- YOUR TASK
Every line below must be reproduced exactly. Copy them all.

- INPUT ROWS
=====
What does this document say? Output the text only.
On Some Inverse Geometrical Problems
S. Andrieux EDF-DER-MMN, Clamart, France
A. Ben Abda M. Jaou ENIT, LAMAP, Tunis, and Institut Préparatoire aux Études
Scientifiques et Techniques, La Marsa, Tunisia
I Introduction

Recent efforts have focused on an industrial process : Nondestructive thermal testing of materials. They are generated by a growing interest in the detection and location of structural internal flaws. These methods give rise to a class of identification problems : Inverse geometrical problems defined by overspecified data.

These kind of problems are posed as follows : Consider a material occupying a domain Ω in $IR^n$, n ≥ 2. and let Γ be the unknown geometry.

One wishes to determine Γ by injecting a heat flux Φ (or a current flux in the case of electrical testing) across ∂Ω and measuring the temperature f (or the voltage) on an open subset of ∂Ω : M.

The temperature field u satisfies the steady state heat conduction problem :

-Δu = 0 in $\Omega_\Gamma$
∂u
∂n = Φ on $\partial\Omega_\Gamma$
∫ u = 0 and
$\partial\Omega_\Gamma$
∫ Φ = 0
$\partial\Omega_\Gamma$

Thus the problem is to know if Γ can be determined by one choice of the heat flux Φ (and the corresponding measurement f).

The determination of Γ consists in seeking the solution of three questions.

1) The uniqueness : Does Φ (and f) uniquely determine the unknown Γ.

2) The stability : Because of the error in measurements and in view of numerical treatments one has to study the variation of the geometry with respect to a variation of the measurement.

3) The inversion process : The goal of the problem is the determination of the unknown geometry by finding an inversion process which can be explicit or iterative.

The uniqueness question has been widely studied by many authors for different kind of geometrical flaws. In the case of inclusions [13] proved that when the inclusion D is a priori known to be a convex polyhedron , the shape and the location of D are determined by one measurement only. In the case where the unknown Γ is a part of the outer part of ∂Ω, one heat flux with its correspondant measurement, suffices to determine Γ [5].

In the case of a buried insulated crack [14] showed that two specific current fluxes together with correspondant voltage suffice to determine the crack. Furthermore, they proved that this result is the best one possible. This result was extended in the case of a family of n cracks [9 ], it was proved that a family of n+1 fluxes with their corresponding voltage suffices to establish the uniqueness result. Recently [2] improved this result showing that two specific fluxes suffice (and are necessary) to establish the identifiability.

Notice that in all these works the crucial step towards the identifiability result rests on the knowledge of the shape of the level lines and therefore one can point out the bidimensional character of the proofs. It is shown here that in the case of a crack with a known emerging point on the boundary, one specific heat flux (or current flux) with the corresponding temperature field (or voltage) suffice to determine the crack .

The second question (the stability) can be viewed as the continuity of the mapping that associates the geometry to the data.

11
=====
- SOLUTION TO THIS TASK
What does this document say? Output the text only.
On Some Inverse Geometrical Problems
S. Andrieux EDF-DER-MMN, Clamart, France
A. Ben Abda M. Jaou ENIT, LAMAP, Tunis, and Institut Préparatoire aux Études
Scientifiques et Techniques, La Marsa, Tunisia
I Introduction

Recent efforts have focused on an industrial process : Nondestructive thermal testing of materials. They are generated by a growing interest in the detection and location of structural internal flaws. These methods give rise to a class of identification problems : Inverse geometrical problems defined by overspecified data.

These kind of problems are posed as follows : Consider a material occupying a domain Ω in $IR^n$, n ≥ 2. and let Γ be the unknown geometry.

One wishes to determine Γ by injecting a heat flux Φ (or a current flux in the case of electrical testing) across ∂Ω and measuring the temperature f (or the voltage) on an open subset of ∂Ω : M.

The temperature field u satisfies the steady state heat conduction problem :

-Δu = 0 in $\Omega_\Gamma$
∂u
∂n = Φ on $\partial\Omega_\Gamma$
∫ u = 0 and
$\partial\Omega_\Gamma$
∫ Φ = 0
$\partial\Omega_\Gamma$

Thus the problem is to know if Γ can be determined by one choice of the heat flux Φ (and the corresponding measurement f).

The determination of Γ consists in seeking the solution of three questions.

1) The uniqueness : Does Φ (and f) uniquely determine the unknown Γ.

2) The stability : Because of the error in measurements and in view of numerical treatments one has to study the variation of the geometry with respect to a variation of the measurement.

3) The inversion process : The goal of the problem is the determination of the unknown geometry by finding an inversion process which can be explicit or iterative.

The uniqueness question has been widely studied by many authors for different kind of geometrical flaws. In the case of inclusions [13] proved that when the inclusion D is a priori known to be a convex polyhedron , the shape and the location of D are determined by one measurement only. In the case where the unknown Γ is a part of the outer part of ∂Ω, one heat flux with its correspondant measurement, suffices to determine Γ [5].

In the case of a buried insulated crack [14] showed that two specific current fluxes together with correspondant voltage suffice to determine the crack. Furthermore, they proved that this result is the best one possible. This result was extended in the case of a family of n cracks [9 ], it was proved that a family of n+1 fluxes with their corresponding voltage suffices to establish the uniqueness result. Recently [2] improved this result showing that two specific fluxes suffice (and are necessary) to establish the identifiability.

Notice that in all these works the crucial step towards the identifiability result rests on the knowledge of the shape of the level lines and therefore one can point out the bidimensional character of the proofs. It is shown here that in the case of a crack with a known emerging point on the boundary, one specific heat flux (or current flux) with the corresponding temperature field (or voltage) suffice to determine the crack .

The second question (the stability) can be viewed as the continuity of the mapping that associates the geometry to the data.

11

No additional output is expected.